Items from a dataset

-- begin --

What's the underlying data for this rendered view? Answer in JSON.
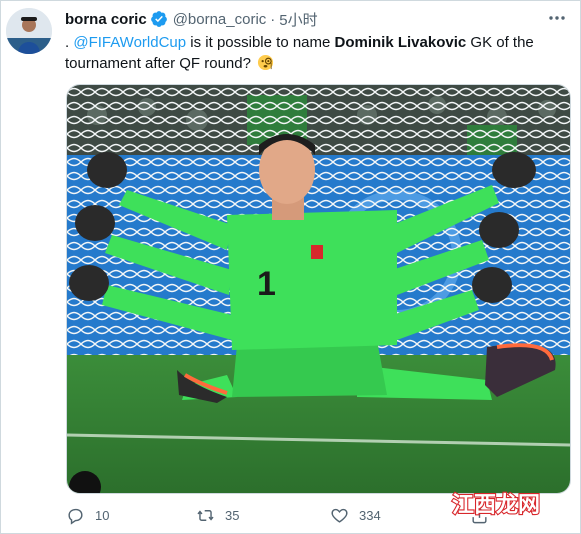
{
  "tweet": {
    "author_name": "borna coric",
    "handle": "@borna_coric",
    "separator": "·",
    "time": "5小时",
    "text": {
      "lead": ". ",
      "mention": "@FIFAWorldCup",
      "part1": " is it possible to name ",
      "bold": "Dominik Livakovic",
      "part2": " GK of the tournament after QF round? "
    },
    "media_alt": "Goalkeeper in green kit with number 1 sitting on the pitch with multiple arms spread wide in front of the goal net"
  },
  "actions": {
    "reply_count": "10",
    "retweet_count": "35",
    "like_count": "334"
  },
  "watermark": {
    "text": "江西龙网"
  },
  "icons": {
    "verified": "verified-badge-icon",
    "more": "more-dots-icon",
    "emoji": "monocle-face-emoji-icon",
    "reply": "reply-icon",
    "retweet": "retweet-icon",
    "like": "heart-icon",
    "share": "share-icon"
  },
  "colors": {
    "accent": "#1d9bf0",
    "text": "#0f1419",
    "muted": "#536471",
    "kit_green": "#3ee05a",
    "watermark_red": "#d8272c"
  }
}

-- end --
-- begin --

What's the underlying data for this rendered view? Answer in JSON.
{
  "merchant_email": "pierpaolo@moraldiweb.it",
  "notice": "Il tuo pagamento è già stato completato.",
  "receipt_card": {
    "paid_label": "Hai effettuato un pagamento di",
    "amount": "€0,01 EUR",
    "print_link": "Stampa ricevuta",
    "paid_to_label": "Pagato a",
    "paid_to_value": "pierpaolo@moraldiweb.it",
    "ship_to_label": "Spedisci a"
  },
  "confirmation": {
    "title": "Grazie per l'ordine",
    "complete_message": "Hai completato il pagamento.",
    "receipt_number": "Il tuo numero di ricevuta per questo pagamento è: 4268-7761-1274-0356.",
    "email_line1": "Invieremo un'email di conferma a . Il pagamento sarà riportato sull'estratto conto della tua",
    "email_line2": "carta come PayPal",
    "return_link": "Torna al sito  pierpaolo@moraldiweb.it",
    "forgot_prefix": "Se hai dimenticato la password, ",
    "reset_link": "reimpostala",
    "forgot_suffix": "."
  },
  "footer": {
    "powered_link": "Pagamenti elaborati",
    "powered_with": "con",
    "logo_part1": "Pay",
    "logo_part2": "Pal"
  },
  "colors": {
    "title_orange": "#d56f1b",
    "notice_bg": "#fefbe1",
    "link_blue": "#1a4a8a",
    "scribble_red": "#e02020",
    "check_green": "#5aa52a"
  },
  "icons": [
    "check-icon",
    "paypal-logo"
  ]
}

-- end --
-- begin --

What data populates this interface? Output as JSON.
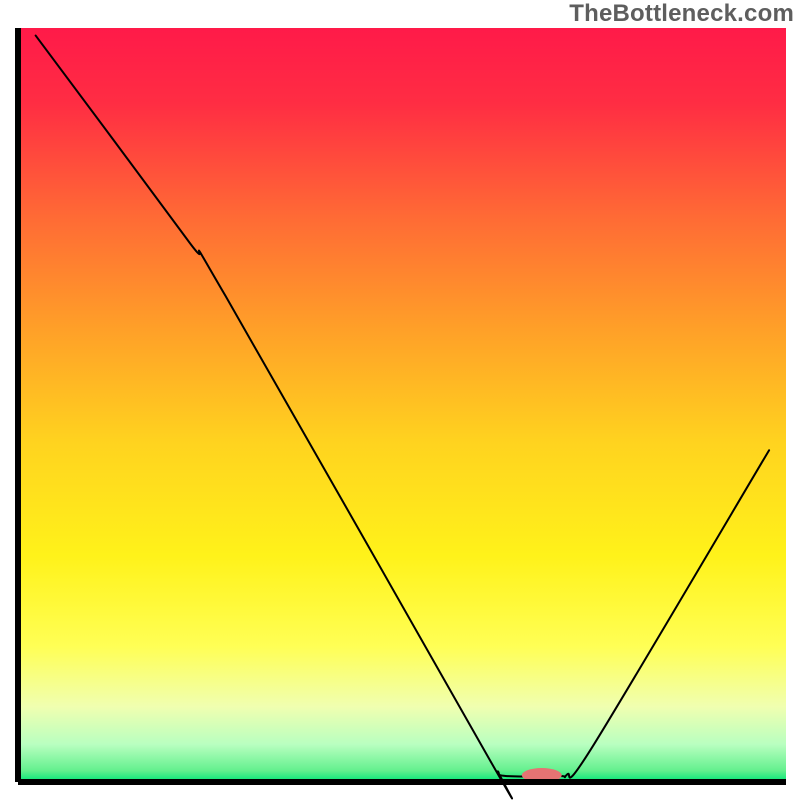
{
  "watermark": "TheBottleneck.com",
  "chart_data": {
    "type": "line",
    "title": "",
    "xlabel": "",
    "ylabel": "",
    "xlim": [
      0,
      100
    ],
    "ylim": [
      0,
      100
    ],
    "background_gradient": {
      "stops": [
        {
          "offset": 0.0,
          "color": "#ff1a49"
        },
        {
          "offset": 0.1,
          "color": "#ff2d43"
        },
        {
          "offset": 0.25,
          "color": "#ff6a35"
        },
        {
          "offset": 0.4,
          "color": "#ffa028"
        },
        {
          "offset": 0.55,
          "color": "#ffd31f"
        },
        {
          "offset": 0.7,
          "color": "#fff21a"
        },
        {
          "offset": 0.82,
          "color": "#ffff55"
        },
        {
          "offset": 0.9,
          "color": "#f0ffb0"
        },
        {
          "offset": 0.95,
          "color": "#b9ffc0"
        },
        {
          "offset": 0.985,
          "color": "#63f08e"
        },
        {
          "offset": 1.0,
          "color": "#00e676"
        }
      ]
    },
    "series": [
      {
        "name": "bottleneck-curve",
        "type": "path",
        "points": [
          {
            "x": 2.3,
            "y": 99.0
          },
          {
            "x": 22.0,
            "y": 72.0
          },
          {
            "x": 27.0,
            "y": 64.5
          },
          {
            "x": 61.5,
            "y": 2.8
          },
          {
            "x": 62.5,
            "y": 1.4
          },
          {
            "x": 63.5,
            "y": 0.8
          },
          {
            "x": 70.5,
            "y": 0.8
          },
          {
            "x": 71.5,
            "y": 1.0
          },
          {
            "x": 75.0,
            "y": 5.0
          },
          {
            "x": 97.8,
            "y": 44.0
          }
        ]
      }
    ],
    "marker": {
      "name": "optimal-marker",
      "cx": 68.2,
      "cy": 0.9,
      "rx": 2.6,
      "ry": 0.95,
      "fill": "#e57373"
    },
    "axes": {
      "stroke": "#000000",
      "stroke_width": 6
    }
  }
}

-- end --

## TASK DETAILS
How many of the lines above include the string "completato"? Answer with the number only.

## COMPLETE RESPONSE
2